◆ Exercise requirements ◆
Copy all lines that contain the word "同志提一点批判意见".

◆ Provided entries ◆
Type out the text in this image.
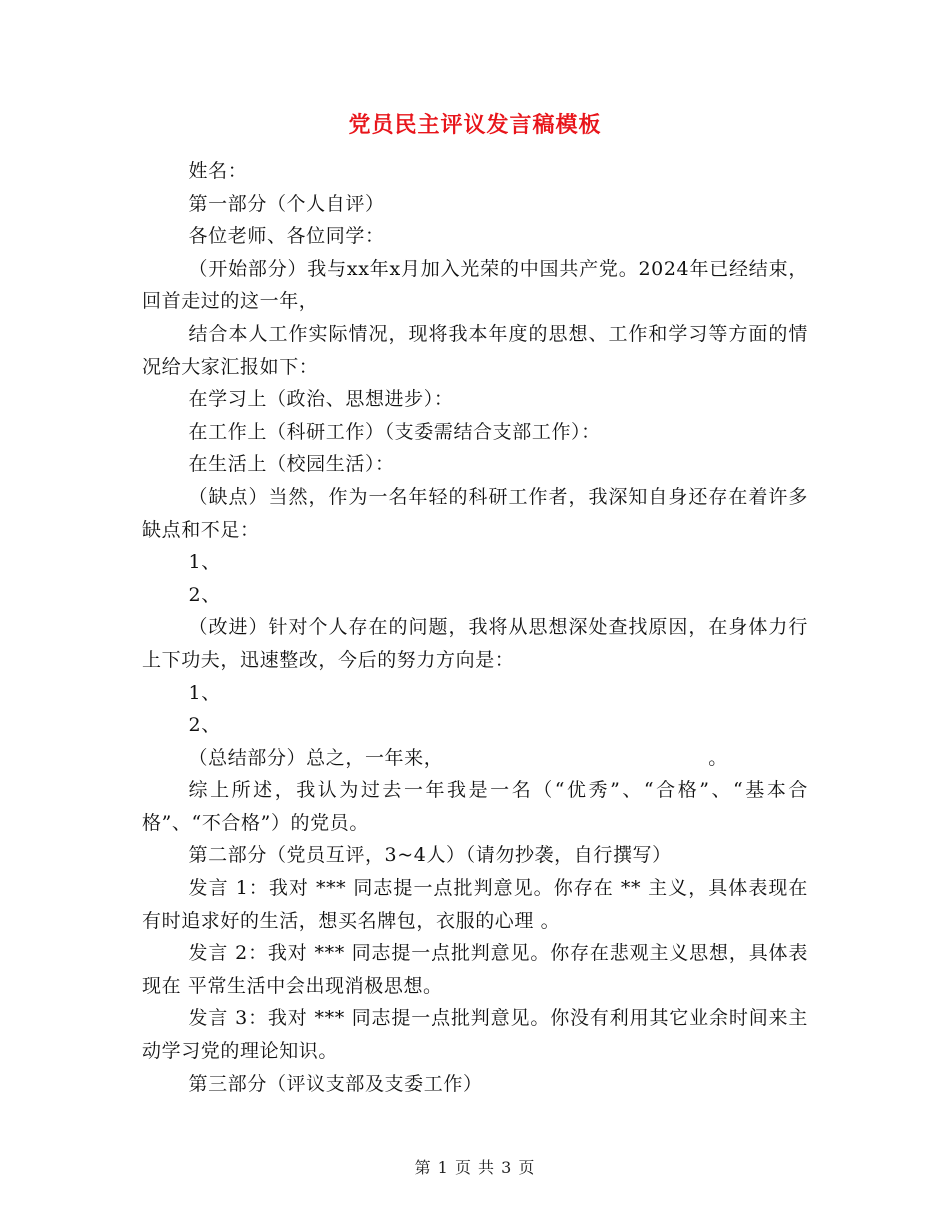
党员民主评议发言稿模板

姓名：

第一部分（个人自评）

各位老师、各位同学：

（开始部分）我与xx年x月加入光荣的中国共产党。2024年已经结束，回首走过的这一年，

结合本人工作实际情况，现将我本年度的思想、工作和学习等方面的情况给大家汇报如下：

在学习上（政治、思想进步）：

在工作上（科研工作）（支委需结合支部工作）：

在生活上（校园生活）：

（缺点）当然，作为一名年轻的科研工作者，我深知自身还存在着许多缺点和不足：

1、

2、

（改进）针对个人存在的问题，我将从思想深处查找原因，在身体力行上下功夫，迅速整改，今后的努力方向是：

1、

2、

（总结部分）总之，一年来，　　　　　　　　　　　　　　。

综上所述，我认为过去一年我是一名（“优秀”、“合格”、“基本合格”、“不合格”）的党员。

第二部分（党员互评，3~4人）（请勿抄袭，自行撰写）

发言 1：我对 *** 同志提一点批判意见。你存在 ** 主义，具体表现在 有时追求好的生活，想买名牌包，衣服的心理 。

发言 2：我对 *** 同志提一点批判意见。你存在悲观主义思想，具体表现在 平常生活中会出现消极思想。

发言 3：我对 *** 同志提一点批判意见。你没有利用其它业余时间来主动学习党的理论知识。

第三部分（评议支部及支委工作）

第 1 页 共 3 页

◆ Expected answer ◆
发言 1：我对 *** 同志提一点批判意见。你存在 ** 主义，具体表现在 有时追求好的生活，想买名牌包，衣服的心理 。
发言 2：我对 *** 同志提一点批判意见。你存在悲观主义思想，具体表现在 平常生活中会出现消极思想。
发言 3：我对 *** 同志提一点批判意见。你没有利用其它业余时间来主动学习党的理论知识。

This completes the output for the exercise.